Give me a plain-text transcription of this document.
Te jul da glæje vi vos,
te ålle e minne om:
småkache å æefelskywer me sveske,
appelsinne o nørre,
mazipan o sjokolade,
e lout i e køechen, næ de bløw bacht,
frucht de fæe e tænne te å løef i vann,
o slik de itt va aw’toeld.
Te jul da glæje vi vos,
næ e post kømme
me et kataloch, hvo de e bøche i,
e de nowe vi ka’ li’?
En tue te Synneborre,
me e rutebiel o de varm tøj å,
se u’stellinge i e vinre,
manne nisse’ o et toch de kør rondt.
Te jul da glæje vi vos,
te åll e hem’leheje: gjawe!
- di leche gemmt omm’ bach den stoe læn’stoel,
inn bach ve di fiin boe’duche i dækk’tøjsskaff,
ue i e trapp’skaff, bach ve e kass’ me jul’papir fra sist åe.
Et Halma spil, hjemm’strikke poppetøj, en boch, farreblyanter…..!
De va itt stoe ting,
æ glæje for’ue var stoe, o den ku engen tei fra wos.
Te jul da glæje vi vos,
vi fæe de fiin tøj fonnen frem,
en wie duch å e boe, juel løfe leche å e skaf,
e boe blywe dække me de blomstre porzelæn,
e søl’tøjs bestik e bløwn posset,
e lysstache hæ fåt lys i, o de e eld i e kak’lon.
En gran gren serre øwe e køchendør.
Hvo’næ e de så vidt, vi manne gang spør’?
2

---

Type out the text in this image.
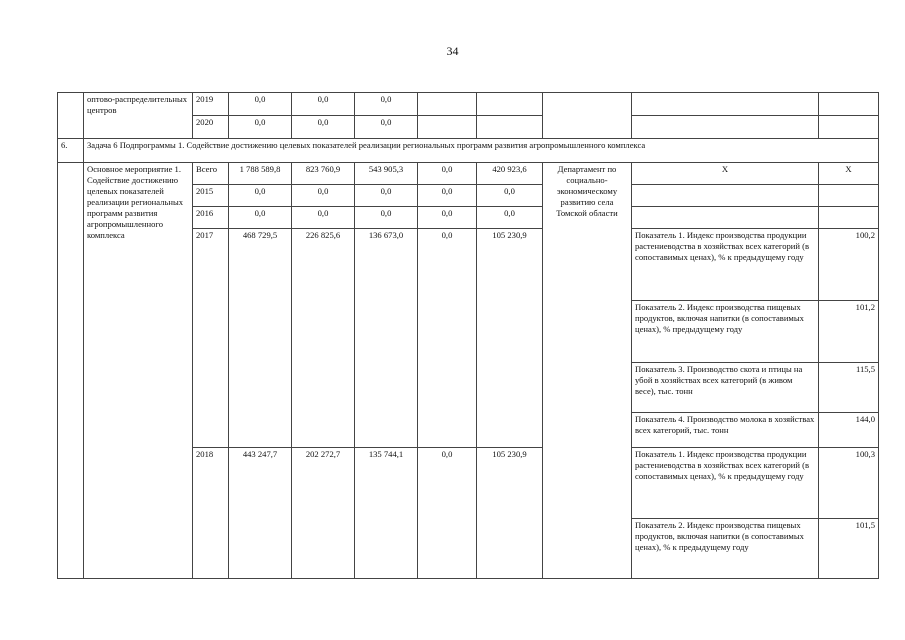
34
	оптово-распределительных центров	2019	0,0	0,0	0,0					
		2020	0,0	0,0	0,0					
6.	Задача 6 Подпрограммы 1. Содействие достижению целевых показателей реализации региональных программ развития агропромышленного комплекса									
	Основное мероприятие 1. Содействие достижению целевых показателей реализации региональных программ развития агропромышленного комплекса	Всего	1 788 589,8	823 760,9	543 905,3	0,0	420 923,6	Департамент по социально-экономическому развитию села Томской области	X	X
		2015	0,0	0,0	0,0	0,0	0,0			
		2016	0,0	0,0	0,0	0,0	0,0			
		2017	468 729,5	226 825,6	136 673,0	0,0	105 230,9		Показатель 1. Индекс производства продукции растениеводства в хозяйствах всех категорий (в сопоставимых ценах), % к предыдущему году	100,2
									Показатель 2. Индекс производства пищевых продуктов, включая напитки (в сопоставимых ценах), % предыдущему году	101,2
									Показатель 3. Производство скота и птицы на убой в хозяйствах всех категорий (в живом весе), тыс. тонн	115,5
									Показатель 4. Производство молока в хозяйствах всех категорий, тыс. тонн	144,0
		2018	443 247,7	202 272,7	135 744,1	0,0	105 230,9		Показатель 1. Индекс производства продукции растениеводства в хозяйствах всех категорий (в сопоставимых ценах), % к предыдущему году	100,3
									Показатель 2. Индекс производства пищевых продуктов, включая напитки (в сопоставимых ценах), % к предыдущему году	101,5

#### SET EXERCISE
Copy out each line that contains the word "manne".

#### EXPECTED ANSWER
manne nisse’ o et toch de kør rondt.
Hvo’næ e de så vidt, vi manne gang spør’?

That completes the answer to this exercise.